-- Begin --

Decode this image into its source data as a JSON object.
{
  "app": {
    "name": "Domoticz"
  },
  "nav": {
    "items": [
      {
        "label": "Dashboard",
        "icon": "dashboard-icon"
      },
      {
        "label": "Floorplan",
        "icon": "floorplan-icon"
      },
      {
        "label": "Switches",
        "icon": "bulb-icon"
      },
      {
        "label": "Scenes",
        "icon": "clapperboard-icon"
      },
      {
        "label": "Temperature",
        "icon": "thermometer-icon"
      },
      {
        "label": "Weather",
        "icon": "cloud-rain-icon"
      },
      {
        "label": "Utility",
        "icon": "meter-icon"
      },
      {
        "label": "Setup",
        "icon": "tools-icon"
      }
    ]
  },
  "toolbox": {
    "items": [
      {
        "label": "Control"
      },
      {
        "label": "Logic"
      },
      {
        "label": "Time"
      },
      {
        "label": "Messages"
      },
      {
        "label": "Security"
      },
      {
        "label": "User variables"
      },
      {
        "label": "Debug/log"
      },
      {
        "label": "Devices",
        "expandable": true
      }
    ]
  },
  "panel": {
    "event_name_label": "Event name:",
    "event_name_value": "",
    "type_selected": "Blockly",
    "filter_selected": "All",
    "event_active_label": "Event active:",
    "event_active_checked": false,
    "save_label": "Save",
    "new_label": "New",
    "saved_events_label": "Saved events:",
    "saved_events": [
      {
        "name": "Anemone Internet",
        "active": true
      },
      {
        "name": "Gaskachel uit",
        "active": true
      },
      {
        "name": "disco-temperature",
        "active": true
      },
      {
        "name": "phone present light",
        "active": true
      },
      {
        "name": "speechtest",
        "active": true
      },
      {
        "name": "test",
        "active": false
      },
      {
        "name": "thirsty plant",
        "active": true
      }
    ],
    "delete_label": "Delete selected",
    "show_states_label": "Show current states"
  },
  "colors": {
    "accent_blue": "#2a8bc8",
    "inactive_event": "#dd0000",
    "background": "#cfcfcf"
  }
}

-- End --

▸ YOUR GOAL
Look through the data above. Copy every line with the string "false" in it.

▸ RESULT FOR THIS EXERCISE
    "event_active_checked": false,
        "active": false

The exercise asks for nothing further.